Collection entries
________________________________________

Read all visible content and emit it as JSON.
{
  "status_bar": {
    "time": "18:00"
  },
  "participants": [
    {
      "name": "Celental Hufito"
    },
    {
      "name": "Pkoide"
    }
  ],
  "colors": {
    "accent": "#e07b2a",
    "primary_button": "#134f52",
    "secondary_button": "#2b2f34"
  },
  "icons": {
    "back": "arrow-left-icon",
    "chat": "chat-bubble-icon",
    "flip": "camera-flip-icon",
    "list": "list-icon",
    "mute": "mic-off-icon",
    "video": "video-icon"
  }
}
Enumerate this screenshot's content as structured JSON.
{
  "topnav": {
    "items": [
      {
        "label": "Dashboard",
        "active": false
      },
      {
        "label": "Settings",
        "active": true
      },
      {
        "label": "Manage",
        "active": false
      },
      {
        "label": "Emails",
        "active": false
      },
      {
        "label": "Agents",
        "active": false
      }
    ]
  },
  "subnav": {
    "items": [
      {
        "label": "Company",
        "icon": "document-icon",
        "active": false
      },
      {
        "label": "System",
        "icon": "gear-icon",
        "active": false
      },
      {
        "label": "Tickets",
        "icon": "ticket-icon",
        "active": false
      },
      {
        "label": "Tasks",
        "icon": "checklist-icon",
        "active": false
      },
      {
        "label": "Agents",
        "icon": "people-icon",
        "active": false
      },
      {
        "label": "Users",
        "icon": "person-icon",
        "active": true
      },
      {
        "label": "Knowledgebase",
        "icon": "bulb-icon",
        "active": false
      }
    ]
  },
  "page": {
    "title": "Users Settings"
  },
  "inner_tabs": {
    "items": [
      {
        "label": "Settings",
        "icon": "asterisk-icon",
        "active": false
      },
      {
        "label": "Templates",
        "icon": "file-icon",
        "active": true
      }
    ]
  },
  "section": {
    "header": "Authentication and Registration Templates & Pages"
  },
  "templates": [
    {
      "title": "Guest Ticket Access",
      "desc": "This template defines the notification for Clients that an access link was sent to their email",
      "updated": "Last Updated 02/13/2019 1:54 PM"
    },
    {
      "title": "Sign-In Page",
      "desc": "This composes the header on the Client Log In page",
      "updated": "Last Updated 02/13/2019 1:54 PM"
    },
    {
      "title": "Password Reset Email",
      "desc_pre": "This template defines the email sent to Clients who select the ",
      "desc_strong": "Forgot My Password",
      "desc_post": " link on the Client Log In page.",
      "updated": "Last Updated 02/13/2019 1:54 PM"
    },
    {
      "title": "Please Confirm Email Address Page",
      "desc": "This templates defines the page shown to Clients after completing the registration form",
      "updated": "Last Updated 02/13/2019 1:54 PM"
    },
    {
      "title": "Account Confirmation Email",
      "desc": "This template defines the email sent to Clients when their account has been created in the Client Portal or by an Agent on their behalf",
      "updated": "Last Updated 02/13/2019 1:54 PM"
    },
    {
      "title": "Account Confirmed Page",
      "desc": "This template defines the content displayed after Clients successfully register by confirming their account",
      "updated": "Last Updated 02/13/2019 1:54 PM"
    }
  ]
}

________________________________________

**GIVEN INSTRUCTION:** Repeat each record exactly. Omit nothing.

**RESPONSE FOR THIS EXERCISE:**
Read all visible content and emit it as JSON.
{
  "status_bar": {
    "time": "18:00"
  },
  "participants": [
    {
      "name": "Celental Hufito"
    },
    {
      "name": "Pkoide"
    }
  ],
  "colors": {
    "accent": "#e07b2a",
    "primary_button": "#134f52",
    "secondary_button": "#2b2f34"
  },
  "icons": {
    "back": "arrow-left-icon",
    "chat": "chat-bubble-icon",
    "flip": "camera-flip-icon",
    "list": "list-icon",
    "mute": "mic-off-icon",
    "video": "video-icon"
  }
}
Enumerate this screenshot's content as structured JSON.
{
  "topnav": {
    "items": [
      {
        "label": "Dashboard",
        "active": false
      },
      {
        "label": "Settings",
        "active": true
      },
      {
        "label": "Manage",
        "active": false
      },
      {
        "label": "Emails",
        "active": false
      },
      {
        "label": "Agents",
        "active": false
      }
    ]
  },
  "subnav": {
    "items": [
      {
        "label": "Company",
        "icon": "document-icon",
        "active": false
      },
      {
        "label": "System",
        "icon": "gear-icon",
        "active": false
      },
      {
        "label": "Tickets",
        "icon": "ticket-icon",
        "active": false
      },
      {
        "label": "Tasks",
        "icon": "checklist-icon",
        "active": false
      },
      {
        "label": "Agents",
        "icon": "people-icon",
        "active": false
      },
      {
        "label": "Users",
        "icon": "person-icon",
        "active": true
      },
      {
        "label": "Knowledgebase",
        "icon": "bulb-icon",
        "active": false
      }
    ]
  },
  "page": {
    "title": "Users Settings"
  },
  "inner_tabs": {
    "items": [
      {
        "label": "Settings",
        "icon": "asterisk-icon",
        "active": false
      },
      {
        "label": "Templates",
        "icon": "file-icon",
        "active": true
      }
    ]
  },
  "section": {
    "header": "Authentication and Registration Templates & Pages"
  },
  "templates": [
    {
      "title": "Guest Ticket Access",
      "desc": "This template defines the notification for Clients that an access link was sent to their email",
      "updated": "Last Updated 02/13/2019 1:54 PM"
    },
    {
      "title": "Sign-In Page",
      "desc": "This composes the header on the Client Log In page",
      "updated": "Last Updated 02/13/2019 1:54 PM"
    },
    {
      "title": "Password Reset Email",
      "desc_pre": "This template defines the email sent to Clients who select the ",
      "desc_strong": "Forgot My Password",
      "desc_post": " link on the Client Log In page.",
      "updated": "Last Updated 02/13/2019 1:54 PM"
    },
    {
      "title": "Please Confirm Email Address Page",
      "desc": "This templates defines the page shown to Clients after completing the registration form",
      "updated": "Last Updated 02/13/2019 1:54 PM"
    },
    {
      "title": "Account Confirmation Email",
      "desc": "This template defines the email sent to Clients when their account has been created in the Client Portal or by an Agent on their behalf",
      "updated": "Last Updated 02/13/2019 1:54 PM"
    },
    {
      "title": "Account Confirmed Page",
      "desc": "This template defines the content displayed after Clients successfully register by confirming their account",
      "updated": "Last Updated 02/13/2019 1:54 PM"
    }
  ]
}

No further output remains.